* BEGIN *

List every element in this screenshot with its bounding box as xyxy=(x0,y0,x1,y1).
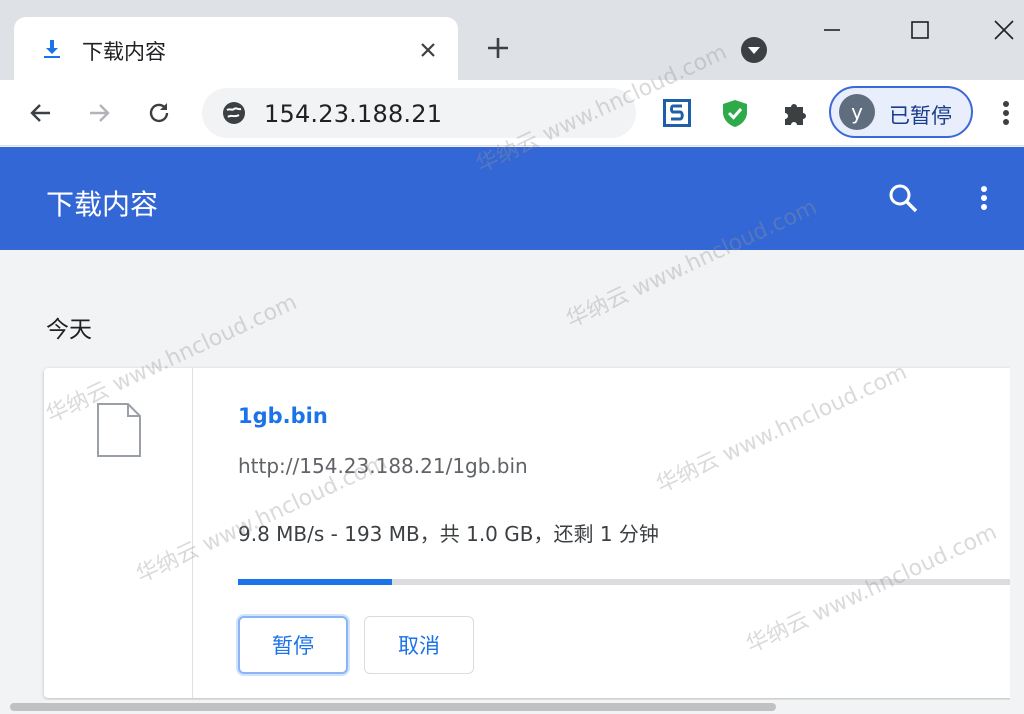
plus-icon[interactable] xyxy=(480,30,516,66)
globe-icon xyxy=(223,102,245,124)
url-text: 154.23.188.21 xyxy=(264,100,443,128)
avatar: y xyxy=(839,94,875,130)
tab-title: 下载内容 xyxy=(82,40,166,64)
cancel-button[interactable]: 取消 xyxy=(364,616,474,674)
more-vert-icon[interactable] xyxy=(996,96,1016,130)
vertical-scrollbar[interactable] xyxy=(1010,250,1024,700)
pause-button[interactable]: 暂停 xyxy=(238,616,348,674)
puzzle-icon[interactable] xyxy=(778,96,812,130)
downloads-list: 今天 1gb.bin http://154.23.188.21/1gb.bin … xyxy=(0,250,1024,714)
close-icon[interactable] xyxy=(412,34,444,66)
downloads-header: 下载内容 xyxy=(0,147,1024,250)
horizontal-scrollbar[interactable] xyxy=(0,700,1024,714)
download-icon xyxy=(44,40,60,58)
window-close-icon[interactable] xyxy=(982,10,1024,50)
back-icon[interactable] xyxy=(24,96,58,130)
progress-bar xyxy=(238,579,1024,585)
file-name-link[interactable]: 1gb.bin xyxy=(238,404,328,428)
tab-strip: 下载内容 xyxy=(0,0,1024,80)
extension-s-icon[interactable] xyxy=(660,96,694,130)
shield-check-icon[interactable] xyxy=(718,96,752,130)
tab-search-icon[interactable] xyxy=(739,35,769,65)
reload-icon[interactable] xyxy=(142,96,176,130)
tab-downloads[interactable] xyxy=(14,17,458,80)
date-heading: 今天 xyxy=(46,317,92,343)
address-bar[interactable]: 154.23.188.21 xyxy=(202,88,636,138)
search-icon[interactable] xyxy=(886,181,920,215)
profile-button[interactable]: y 已暂停 xyxy=(829,86,973,138)
minimize-icon[interactable] xyxy=(810,10,854,50)
file-icon xyxy=(97,403,141,457)
page-title: 下载内容 xyxy=(46,188,159,221)
file-url[interactable]: http://154.23.188.21/1gb.bin xyxy=(238,454,528,478)
download-status: 9.8 MB/s - 193 MB，共 1.0 GB，还剩 1 分钟 xyxy=(238,522,659,546)
scroll-thumb[interactable] xyxy=(10,703,776,711)
browser-toolbar: 154.23.188.21 y 已暂停 xyxy=(0,80,1024,146)
divider xyxy=(192,368,193,698)
forward-icon[interactable] xyxy=(82,96,116,130)
more-vert-icon[interactable] xyxy=(974,181,994,215)
progress-fill xyxy=(238,579,392,585)
download-item: 1gb.bin http://154.23.188.21/1gb.bin 9.8… xyxy=(44,368,1024,698)
profile-status-label: 已暂停 xyxy=(889,104,952,128)
maximize-icon[interactable] xyxy=(898,10,942,50)
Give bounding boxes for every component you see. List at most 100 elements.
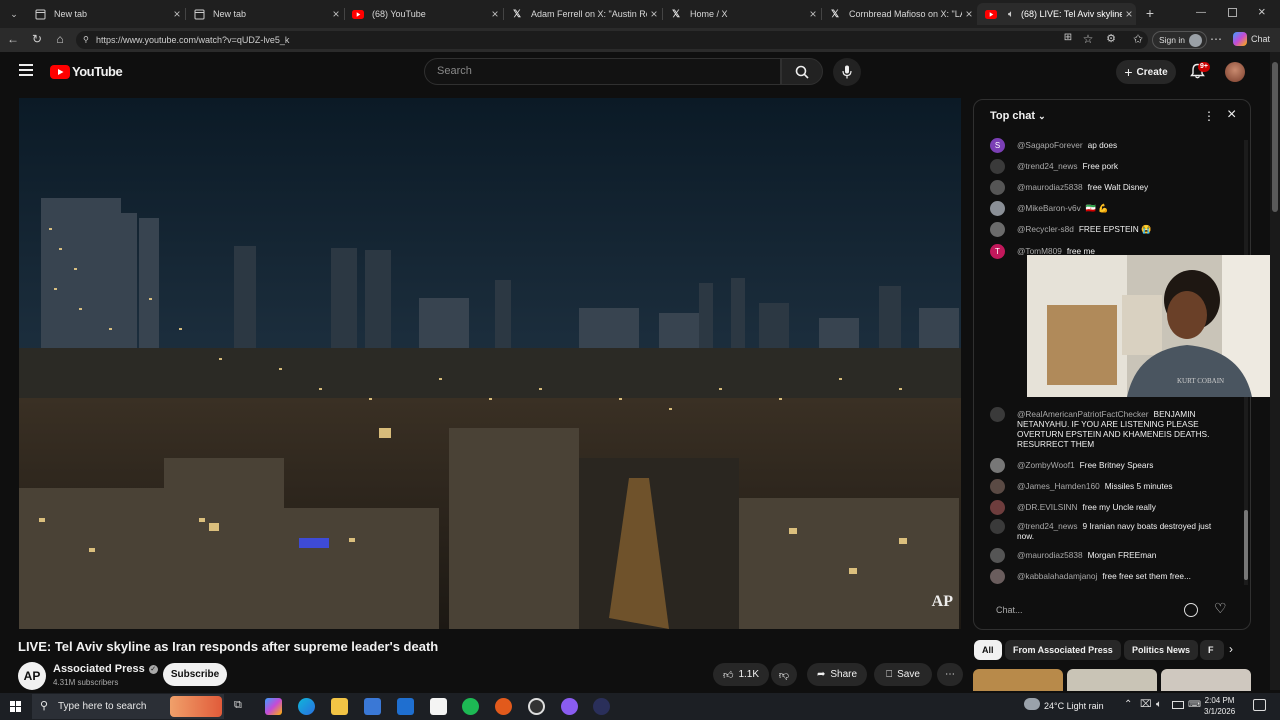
- chat-author-avatar[interactable]: T: [990, 244, 1005, 259]
- network-icon[interactable]: ⌧: [1140, 699, 1152, 710]
- chat-message[interactable]: @trend24_news 9 Iranian navy boats destro…: [990, 519, 1230, 541]
- chat-author-name[interactable]: @RealAmericanPatriotFactChecker: [1017, 409, 1149, 419]
- recommended-thumbnail[interactable]: [1161, 669, 1251, 691]
- obs-icon[interactable]: [528, 698, 545, 715]
- browser-tab-active[interactable]: 🔈︎ (68) LIVE: Tel Aviv skyline as Ir ×: [977, 3, 1136, 25]
- chat-author-avatar[interactable]: [990, 519, 1005, 534]
- chat-more-options-icon[interactable]: ⋮: [1203, 109, 1215, 123]
- browser-tab[interactable]: 𝕏 Adam Ferrell on X: "Austin Reaves ×: [503, 3, 661, 25]
- restore-window-icon[interactable]: [1228, 8, 1237, 17]
- tab-close-icon[interactable]: ×: [962, 7, 976, 21]
- tab-close-icon[interactable]: ×: [170, 7, 184, 21]
- save-button[interactable]: ⎕ Save: [874, 663, 932, 686]
- hamburger-menu-icon[interactable]: [19, 64, 33, 76]
- home-icon[interactable]: ⌂: [52, 32, 68, 46]
- reload-icon[interactable]: ↻: [29, 32, 45, 46]
- store-icon[interactable]: [364, 698, 381, 715]
- like-button[interactable]: 👍︎ 1.1K: [713, 663, 769, 686]
- account-avatar[interactable]: [1225, 62, 1245, 82]
- chat-author-name[interactable]: @trend24_news: [1017, 161, 1078, 171]
- chat-author-name[interactable]: @maurodiaz5838: [1017, 550, 1083, 560]
- address-bar[interactable]: ⚲ https://www.youtube.com/watch?v=qUDZ-l…: [76, 31, 1148, 49]
- browser-tab[interactable]: (68) YouTube ×: [344, 3, 502, 25]
- page-scrollbar-thumb[interactable]: [1272, 62, 1278, 212]
- browser-tab[interactable]: 𝕏 Home / X ×: [662, 3, 820, 25]
- chat-message[interactable]: S @SagapoForever ap does: [990, 138, 1230, 153]
- chat-author-avatar[interactable]: [990, 407, 1005, 422]
- chat-author-name[interactable]: @SagapoForever: [1017, 140, 1083, 150]
- browser-tab[interactable]: 𝕏 Cornbread Mafioso on X: "LATE ×: [821, 3, 976, 25]
- media-app-icon[interactable]: [495, 698, 512, 715]
- chat-author-avatar[interactable]: [990, 458, 1005, 473]
- chat-author-avatar[interactable]: [990, 548, 1005, 563]
- chat-author-avatar[interactable]: S: [990, 138, 1005, 153]
- weather-widget[interactable]: 24°C Light rain: [1044, 701, 1104, 711]
- windows-start-icon[interactable]: [10, 701, 21, 712]
- edge-browser-icon[interactable]: [298, 698, 315, 715]
- chat-author-name[interactable]: @DR.EVILSINN: [1017, 502, 1078, 512]
- copilot-taskbar-icon[interactable]: [265, 698, 282, 715]
- back-arrow-icon[interactable]: ←: [5, 32, 21, 46]
- tray-overflow-icon[interactable]: ⌃: [1124, 699, 1132, 710]
- site-info-icon[interactable]: ⚲: [83, 31, 89, 49]
- tab-close-icon[interactable]: ×: [488, 7, 502, 21]
- subscribe-button[interactable]: Subscribe: [163, 663, 227, 686]
- volume-icon[interactable]: 🔈︎: [1156, 699, 1162, 710]
- new-tab-plus-icon[interactable]: +: [1142, 5, 1158, 21]
- chat-message[interactable]: @James_Hamden160 Missiles 5 minutes: [990, 479, 1230, 494]
- video-player[interactable]: AP: [19, 98, 961, 629]
- app-available-icon[interactable]: ⊞: [1060, 32, 1076, 43]
- page-scrollbar[interactable]: [1270, 52, 1280, 690]
- chat-mode-dropdown[interactable]: Top chat ⌄: [990, 110, 1046, 122]
- chat-message[interactable]: @kabbalahadamjanoj free free set them fre…: [990, 569, 1230, 584]
- chat-message[interactable]: @ZombyWoof1 Free Britney Spears: [990, 458, 1230, 473]
- chat-input[interactable]: Chat...: [986, 600, 1186, 620]
- chat-author-name[interactable]: @Recycler-s8d: [1017, 224, 1074, 234]
- chip-more[interactable]: F: [1200, 640, 1224, 660]
- chat-author-avatar[interactable]: [990, 500, 1005, 515]
- share-button[interactable]: ➦ Share: [807, 663, 867, 686]
- chat-author-avatar[interactable]: [990, 159, 1005, 174]
- chat-message[interactable]: @DR.EVILSINN free my Uncle really: [990, 500, 1230, 515]
- chat-message[interactable]: @maurodiaz5838 Morgan FREEman: [990, 548, 1230, 563]
- battery-icon[interactable]: [1172, 701, 1184, 709]
- document-icon[interactable]: [430, 698, 447, 715]
- chat-message[interactable]: @trend24_news Free pork: [990, 159, 1230, 174]
- tab-close-icon[interactable]: ×: [329, 7, 343, 21]
- favorites-icon[interactable]: ✩: [1130, 32, 1146, 46]
- chat-message[interactable]: @Recycler-s8d FREE EPSTEIN 😭: [990, 222, 1230, 237]
- chip-politics-news[interactable]: Politics News: [1124, 640, 1199, 660]
- browser-tab[interactable]: New tab ×: [26, 3, 184, 25]
- chip-all[interactable]: All: [974, 640, 1002, 660]
- favorite-star-icon[interactable]: ☆: [1080, 32, 1096, 46]
- tab-close-icon[interactable]: ×: [647, 7, 661, 21]
- sign-in-button[interactable]: Sign in: [1152, 31, 1207, 49]
- chat-author-avatar[interactable]: [990, 222, 1005, 237]
- close-window-icon[interactable]: ×: [1258, 4, 1266, 19]
- chat-close-icon[interactable]: ×: [1227, 106, 1236, 124]
- spotify-icon[interactable]: [462, 698, 479, 715]
- more-menu-icon[interactable]: ⋯: [1208, 32, 1224, 46]
- chat-author-name[interactable]: @James_Hamden160: [1017, 481, 1100, 491]
- chat-author-name[interactable]: @ZombyWoof1: [1017, 460, 1075, 470]
- voice-search-button[interactable]: [833, 58, 861, 86]
- chat-message[interactable]: @MikeBaron-v6v 🇮🇷 💪: [990, 201, 1230, 216]
- taskbar-clock[interactable]: 2:04 PM 3/1/2026: [1204, 695, 1235, 717]
- dislike-button[interactable]: 👎︎: [771, 663, 797, 686]
- browser-tab[interactable]: New tab ×: [185, 3, 343, 25]
- language-icon[interactable]: ⌨: [1188, 699, 1201, 710]
- outlook-icon[interactable]: [397, 698, 414, 715]
- search-button[interactable]: [781, 58, 823, 85]
- minimize-window-icon[interactable]: —: [1196, 7, 1208, 18]
- task-view-icon[interactable]: ⧉: [234, 699, 242, 712]
- chat-message[interactable]: @RealAmericanPatriotFactChecker BENJAMIN …: [990, 407, 1230, 449]
- chips-next-chevron-icon[interactable]: ›: [1229, 642, 1233, 656]
- discord-icon[interactable]: [561, 698, 578, 715]
- recommended-thumbnail[interactable]: [973, 669, 1063, 691]
- notification-center-icon[interactable]: [1253, 699, 1266, 711]
- copilot-chat-button[interactable]: Chat: [1233, 32, 1270, 46]
- speaker-icon[interactable]: 🔈︎: [1005, 8, 1017, 20]
- heart-reaction-icon[interactable]: ♡: [1214, 600, 1227, 617]
- chat-author-avatar[interactable]: [990, 479, 1005, 494]
- emoji-picker-icon[interactable]: [1184, 603, 1198, 617]
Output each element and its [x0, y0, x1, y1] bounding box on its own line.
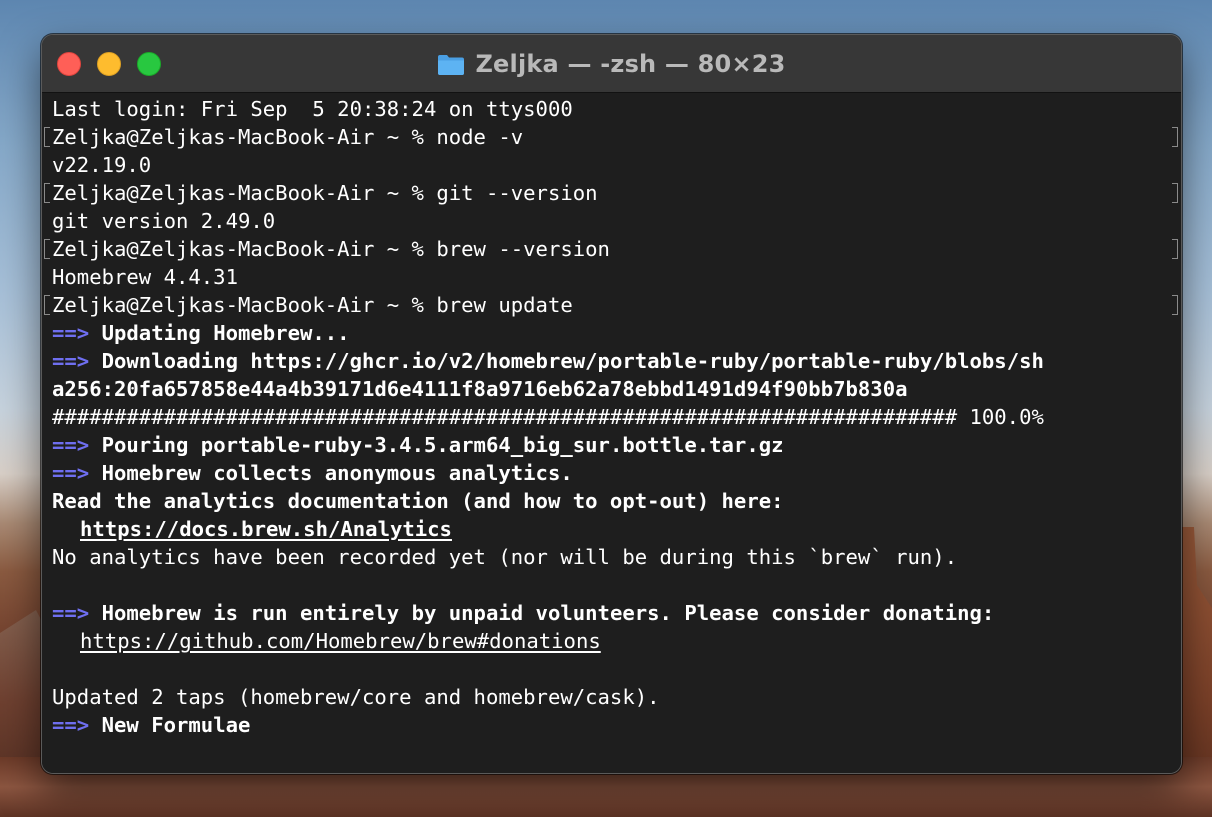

* END *

__Problem to solve__. Reproduce the part of the records that opens with the line containing "- chat-author-avatar[interactable]: T: [990, 244, 1005, 259]" and closes with the line containing "550, 1083, 560]", changing each occurrence of "chat-author-name" to "chat-username" and leaving everything else as it stands.

__Task response__.
- chat-author-avatar[interactable]: T: [990, 244, 1005, 259]
- network-icon[interactable]: ⌧: [1140, 699, 1152, 710]
- chat-message[interactable]: @trend24_news 9 Iranian navy boats destro…: [990, 519, 1230, 541]
- chat-username[interactable]: @RealAmericanPatriotFactChecker: [1017, 409, 1149, 419]
- recommended-thumbnail[interactable]: [1161, 669, 1251, 691]
- obs-icon[interactable]: [528, 698, 545, 715]
- browser-tab-active[interactable]: 🔈︎ (68) LIVE: Tel Aviv skyline as Ir ×: [977, 3, 1136, 25]
- chat-author-avatar[interactable]: [990, 519, 1005, 534]
- chat-more-options-icon[interactable]: ⋮: [1203, 109, 1215, 123]
- browser-tab[interactable]: 𝕏 Adam Ferrell on X: "Austin Reaves ×: [503, 3, 661, 25]
- restore-window-icon[interactable]: [1228, 8, 1237, 17]
- tab-close-icon[interactable]: ×: [962, 7, 976, 21]
- tab-close-icon[interactable]: ×: [170, 7, 184, 21]
- save-button[interactable]: ⎕ Save: [874, 663, 932, 686]
- hamburger-menu-icon[interactable]: [19, 64, 33, 76]
- home-icon[interactable]: ⌂: [52, 32, 68, 46]
- reload-icon[interactable]: ↻: [29, 32, 45, 46]
- store-icon[interactable]: [364, 698, 381, 715]
- like-button[interactable]: 👍︎ 1.1K: [713, 663, 769, 686]
- account-avatar[interactable]: [1225, 62, 1245, 82]
- chat-username[interactable]: @trend24_news: [1017, 161, 1078, 171]
- chat-username[interactable]: @maurodiaz5838: [1017, 550, 1083, 560]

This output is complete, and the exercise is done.